#### ENTRIES PROVIDED ####

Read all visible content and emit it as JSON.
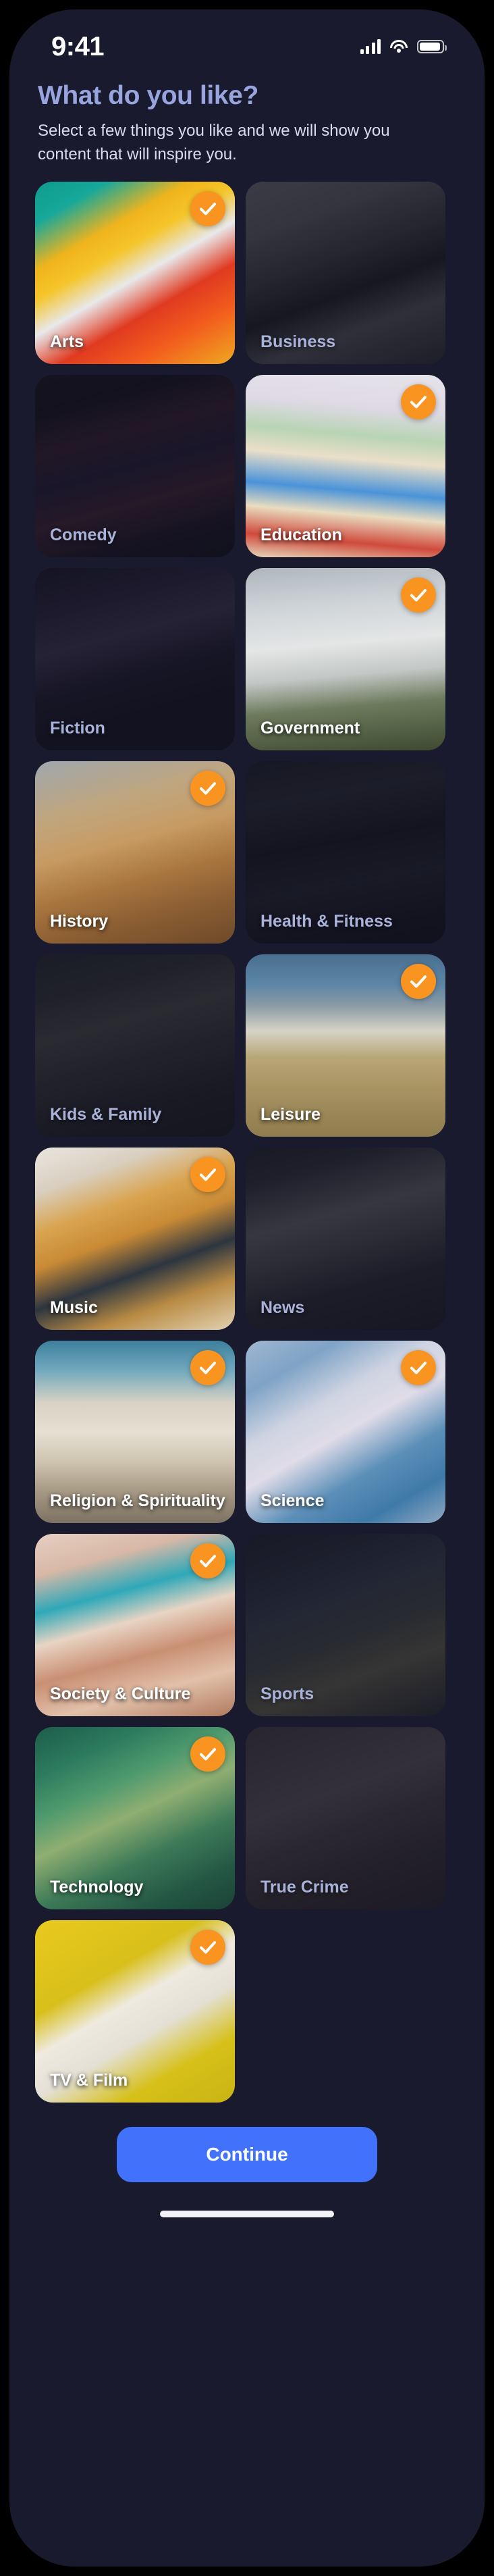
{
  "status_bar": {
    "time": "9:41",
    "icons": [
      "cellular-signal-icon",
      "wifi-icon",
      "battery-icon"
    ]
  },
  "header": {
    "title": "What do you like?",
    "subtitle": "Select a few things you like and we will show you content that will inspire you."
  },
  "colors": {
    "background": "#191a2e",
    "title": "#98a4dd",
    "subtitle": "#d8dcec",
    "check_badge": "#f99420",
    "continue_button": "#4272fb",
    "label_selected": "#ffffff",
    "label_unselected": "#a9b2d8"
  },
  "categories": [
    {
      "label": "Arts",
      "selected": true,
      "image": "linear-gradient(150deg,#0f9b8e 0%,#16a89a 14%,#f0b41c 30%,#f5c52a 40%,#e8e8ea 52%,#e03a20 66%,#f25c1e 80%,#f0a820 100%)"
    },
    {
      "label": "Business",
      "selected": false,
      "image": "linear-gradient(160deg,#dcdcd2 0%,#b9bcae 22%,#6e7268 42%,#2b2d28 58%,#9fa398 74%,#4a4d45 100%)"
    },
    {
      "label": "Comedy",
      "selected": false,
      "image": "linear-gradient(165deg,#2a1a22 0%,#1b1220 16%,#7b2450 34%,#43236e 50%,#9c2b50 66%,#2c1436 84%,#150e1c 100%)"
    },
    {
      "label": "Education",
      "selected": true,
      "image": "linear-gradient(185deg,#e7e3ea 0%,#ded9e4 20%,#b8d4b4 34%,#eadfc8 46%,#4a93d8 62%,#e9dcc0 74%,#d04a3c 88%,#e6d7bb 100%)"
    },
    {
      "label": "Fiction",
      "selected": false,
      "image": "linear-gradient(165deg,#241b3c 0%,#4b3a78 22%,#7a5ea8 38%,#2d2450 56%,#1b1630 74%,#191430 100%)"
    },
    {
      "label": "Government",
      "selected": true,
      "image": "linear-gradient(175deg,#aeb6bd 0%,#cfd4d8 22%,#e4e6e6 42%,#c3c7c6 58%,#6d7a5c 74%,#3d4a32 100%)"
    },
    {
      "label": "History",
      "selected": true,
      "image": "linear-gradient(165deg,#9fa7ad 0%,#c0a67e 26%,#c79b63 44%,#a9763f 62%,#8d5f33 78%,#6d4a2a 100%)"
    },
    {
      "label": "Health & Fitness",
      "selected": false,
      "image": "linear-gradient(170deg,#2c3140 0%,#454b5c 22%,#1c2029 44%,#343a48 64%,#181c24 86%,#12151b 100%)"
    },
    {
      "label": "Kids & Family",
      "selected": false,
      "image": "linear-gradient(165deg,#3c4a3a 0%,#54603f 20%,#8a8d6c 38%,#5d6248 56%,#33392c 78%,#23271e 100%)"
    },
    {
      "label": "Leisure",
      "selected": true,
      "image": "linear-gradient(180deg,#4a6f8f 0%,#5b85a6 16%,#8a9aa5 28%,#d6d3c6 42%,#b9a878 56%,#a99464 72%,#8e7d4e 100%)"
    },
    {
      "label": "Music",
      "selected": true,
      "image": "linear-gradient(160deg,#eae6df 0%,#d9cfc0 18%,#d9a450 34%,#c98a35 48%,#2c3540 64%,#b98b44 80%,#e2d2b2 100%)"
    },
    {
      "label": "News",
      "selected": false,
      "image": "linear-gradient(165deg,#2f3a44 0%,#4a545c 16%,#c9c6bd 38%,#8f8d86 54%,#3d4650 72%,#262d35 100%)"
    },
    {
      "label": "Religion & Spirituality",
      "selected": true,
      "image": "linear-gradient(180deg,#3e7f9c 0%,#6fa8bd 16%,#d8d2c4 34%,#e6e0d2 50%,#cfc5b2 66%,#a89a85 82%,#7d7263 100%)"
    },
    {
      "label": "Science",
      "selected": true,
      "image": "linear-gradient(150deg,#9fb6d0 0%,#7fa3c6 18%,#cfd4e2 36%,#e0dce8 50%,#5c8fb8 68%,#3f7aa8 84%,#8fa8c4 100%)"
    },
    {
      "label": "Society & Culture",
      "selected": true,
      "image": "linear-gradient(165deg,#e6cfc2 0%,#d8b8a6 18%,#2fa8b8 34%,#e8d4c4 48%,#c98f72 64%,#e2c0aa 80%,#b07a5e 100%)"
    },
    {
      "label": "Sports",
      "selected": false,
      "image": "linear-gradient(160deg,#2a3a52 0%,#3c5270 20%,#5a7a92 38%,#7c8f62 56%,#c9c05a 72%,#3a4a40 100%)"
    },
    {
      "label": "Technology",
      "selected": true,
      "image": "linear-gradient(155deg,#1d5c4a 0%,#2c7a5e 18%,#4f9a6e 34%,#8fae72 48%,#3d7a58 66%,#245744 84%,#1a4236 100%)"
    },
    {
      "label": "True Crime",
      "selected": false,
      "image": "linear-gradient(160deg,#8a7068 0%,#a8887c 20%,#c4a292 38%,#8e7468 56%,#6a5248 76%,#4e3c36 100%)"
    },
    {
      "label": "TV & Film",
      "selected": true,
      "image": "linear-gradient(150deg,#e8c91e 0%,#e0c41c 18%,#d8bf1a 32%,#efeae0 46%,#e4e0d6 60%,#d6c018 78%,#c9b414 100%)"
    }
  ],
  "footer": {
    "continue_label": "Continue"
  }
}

####

TASK STATEMENT
List each line of the records that holds the string "like".

OUTPUT BELOW
    "title": "What do you like?",
    "subtitle": "Select a few things you like and we will show you content that will inspire you."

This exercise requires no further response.